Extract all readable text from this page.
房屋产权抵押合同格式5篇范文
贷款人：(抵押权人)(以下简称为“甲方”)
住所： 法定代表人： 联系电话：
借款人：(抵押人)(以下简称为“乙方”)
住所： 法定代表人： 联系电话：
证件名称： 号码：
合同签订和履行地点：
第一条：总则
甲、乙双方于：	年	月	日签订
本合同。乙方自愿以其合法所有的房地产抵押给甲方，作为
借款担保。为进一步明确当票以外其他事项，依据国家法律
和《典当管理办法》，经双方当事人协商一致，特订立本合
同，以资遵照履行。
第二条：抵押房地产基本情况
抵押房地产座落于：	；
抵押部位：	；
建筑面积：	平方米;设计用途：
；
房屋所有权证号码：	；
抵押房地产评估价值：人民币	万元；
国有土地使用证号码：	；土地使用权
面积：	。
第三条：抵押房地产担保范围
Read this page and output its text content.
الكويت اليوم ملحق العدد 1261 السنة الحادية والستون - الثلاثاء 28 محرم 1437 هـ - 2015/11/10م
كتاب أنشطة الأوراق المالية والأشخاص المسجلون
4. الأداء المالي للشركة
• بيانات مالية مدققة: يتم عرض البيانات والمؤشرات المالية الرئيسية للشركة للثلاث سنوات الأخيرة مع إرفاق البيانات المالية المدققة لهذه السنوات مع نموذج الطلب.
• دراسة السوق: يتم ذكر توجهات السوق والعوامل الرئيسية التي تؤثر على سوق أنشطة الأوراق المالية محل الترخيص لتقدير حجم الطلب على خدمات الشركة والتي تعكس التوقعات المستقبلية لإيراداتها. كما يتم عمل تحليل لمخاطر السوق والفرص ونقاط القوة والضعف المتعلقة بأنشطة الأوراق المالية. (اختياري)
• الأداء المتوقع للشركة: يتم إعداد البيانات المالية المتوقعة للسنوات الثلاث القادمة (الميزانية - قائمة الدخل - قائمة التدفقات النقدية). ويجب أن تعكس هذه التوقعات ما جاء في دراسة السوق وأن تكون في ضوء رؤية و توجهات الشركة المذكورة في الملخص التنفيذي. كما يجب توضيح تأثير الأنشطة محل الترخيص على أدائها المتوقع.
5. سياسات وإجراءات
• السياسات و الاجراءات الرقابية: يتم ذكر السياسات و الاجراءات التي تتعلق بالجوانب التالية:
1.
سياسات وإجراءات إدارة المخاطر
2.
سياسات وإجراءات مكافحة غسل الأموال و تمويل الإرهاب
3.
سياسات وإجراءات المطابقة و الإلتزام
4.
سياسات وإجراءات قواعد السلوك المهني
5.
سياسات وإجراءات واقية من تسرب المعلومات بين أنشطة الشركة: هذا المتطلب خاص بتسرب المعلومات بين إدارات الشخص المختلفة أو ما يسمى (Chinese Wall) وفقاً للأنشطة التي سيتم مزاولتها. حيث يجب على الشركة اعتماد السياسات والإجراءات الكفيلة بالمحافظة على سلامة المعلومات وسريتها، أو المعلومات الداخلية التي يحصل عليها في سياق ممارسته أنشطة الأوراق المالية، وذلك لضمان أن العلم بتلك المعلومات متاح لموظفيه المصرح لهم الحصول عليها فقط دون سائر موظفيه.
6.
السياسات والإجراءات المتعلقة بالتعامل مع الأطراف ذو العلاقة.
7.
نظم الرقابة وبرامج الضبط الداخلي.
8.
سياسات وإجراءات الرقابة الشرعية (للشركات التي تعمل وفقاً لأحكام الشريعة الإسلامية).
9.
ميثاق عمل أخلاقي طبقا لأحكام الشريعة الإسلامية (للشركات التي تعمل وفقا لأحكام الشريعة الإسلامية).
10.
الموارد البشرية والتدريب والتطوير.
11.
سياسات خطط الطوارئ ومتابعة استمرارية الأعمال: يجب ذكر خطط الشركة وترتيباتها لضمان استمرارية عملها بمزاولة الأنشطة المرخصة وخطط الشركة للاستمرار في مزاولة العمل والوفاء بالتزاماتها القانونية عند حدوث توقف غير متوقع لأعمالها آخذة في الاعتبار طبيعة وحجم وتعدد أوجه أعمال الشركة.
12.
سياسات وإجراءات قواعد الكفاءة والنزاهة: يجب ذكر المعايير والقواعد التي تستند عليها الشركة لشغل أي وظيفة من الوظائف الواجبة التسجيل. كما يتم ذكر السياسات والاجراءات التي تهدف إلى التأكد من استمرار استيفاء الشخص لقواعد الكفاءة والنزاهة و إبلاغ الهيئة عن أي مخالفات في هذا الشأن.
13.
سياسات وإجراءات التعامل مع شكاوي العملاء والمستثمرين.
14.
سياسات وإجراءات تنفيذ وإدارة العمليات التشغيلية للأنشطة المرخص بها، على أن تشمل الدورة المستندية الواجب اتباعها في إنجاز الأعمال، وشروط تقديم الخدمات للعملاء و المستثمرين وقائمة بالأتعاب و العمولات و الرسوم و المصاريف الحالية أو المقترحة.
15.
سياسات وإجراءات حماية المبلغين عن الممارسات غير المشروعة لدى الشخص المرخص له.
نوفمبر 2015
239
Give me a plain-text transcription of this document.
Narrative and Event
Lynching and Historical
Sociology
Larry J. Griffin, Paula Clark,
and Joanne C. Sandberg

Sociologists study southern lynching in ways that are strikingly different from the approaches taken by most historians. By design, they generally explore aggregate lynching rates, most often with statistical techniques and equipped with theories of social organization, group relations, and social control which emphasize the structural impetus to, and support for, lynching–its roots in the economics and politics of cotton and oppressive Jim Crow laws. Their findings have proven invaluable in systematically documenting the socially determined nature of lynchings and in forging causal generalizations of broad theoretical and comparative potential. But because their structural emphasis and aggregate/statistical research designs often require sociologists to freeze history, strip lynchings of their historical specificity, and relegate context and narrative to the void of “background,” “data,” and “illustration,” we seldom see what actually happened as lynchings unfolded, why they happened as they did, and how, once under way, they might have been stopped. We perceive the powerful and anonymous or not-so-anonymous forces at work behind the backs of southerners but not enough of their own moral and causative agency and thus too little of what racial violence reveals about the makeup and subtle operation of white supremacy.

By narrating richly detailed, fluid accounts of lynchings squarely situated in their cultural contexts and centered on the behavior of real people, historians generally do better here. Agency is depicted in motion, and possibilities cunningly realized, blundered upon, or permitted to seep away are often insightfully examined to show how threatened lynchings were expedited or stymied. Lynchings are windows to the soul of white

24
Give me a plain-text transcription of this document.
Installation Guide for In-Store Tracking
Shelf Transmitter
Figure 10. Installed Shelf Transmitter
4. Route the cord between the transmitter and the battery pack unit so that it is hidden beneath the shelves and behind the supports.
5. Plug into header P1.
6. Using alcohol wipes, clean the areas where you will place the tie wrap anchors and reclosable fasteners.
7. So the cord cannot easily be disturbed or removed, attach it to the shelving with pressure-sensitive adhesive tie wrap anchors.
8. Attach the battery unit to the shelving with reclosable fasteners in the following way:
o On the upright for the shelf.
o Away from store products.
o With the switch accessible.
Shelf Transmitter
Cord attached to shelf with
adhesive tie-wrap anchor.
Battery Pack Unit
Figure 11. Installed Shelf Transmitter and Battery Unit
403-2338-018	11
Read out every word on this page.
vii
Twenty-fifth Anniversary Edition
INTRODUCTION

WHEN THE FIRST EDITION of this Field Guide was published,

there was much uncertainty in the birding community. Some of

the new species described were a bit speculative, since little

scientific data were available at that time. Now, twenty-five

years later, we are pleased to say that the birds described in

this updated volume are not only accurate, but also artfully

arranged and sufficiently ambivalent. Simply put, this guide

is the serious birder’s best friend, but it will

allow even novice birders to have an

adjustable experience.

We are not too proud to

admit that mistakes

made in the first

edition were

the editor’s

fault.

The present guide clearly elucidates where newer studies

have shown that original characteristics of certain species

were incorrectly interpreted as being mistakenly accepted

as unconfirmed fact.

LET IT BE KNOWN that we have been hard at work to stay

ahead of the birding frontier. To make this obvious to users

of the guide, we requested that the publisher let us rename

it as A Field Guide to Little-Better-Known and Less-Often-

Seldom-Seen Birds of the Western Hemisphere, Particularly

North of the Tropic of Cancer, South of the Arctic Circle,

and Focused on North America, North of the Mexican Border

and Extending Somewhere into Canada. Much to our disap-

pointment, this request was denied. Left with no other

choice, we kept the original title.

_ _ _ _ _

WORK TO DO –
Begin at the line containing "Read out every word on this page." and reproduce each line through the end of the records above.

WRITTEN RESPONSE –
Read out every word on this page.
vii
Twenty-fifth Anniversary Edition
INTRODUCTION

WHEN THE FIRST EDITION of this Field Guide was published,

there was much uncertainty in the birding community. Some of

the new species described were a bit speculative, since little

scientific data were available at that time. Now, twenty-five

years later, we are pleased to say that the birds described in

this updated volume are not only accurate, but also artfully

arranged and sufficiently ambivalent. Simply put, this guide

is the serious birder’s best friend, but it will

allow even novice birders to have an

adjustable experience.

We are not too proud to

admit that mistakes

made in the first

edition were

the editor’s

fault.

The present guide clearly elucidates where newer studies

have shown that original characteristics of certain species

were incorrectly interpreted as being mistakenly accepted

as unconfirmed fact.

LET IT BE KNOWN that we have been hard at work to stay

ahead of the birding frontier. To make this obvious to users

of the guide, we requested that the publisher let us rename

it as A Field Guide to Little-Better-Known and Less-Often-

Seldom-Seen Birds of the Western Hemisphere, Particularly

North of the Tropic of Cancer, South of the Arctic Circle,

and Focused on North America, North of the Mexican Border

and Extending Somewhere into Canada. Much to our disap-

pointment, this request was denied. Left with no other

choice, we kept the original title.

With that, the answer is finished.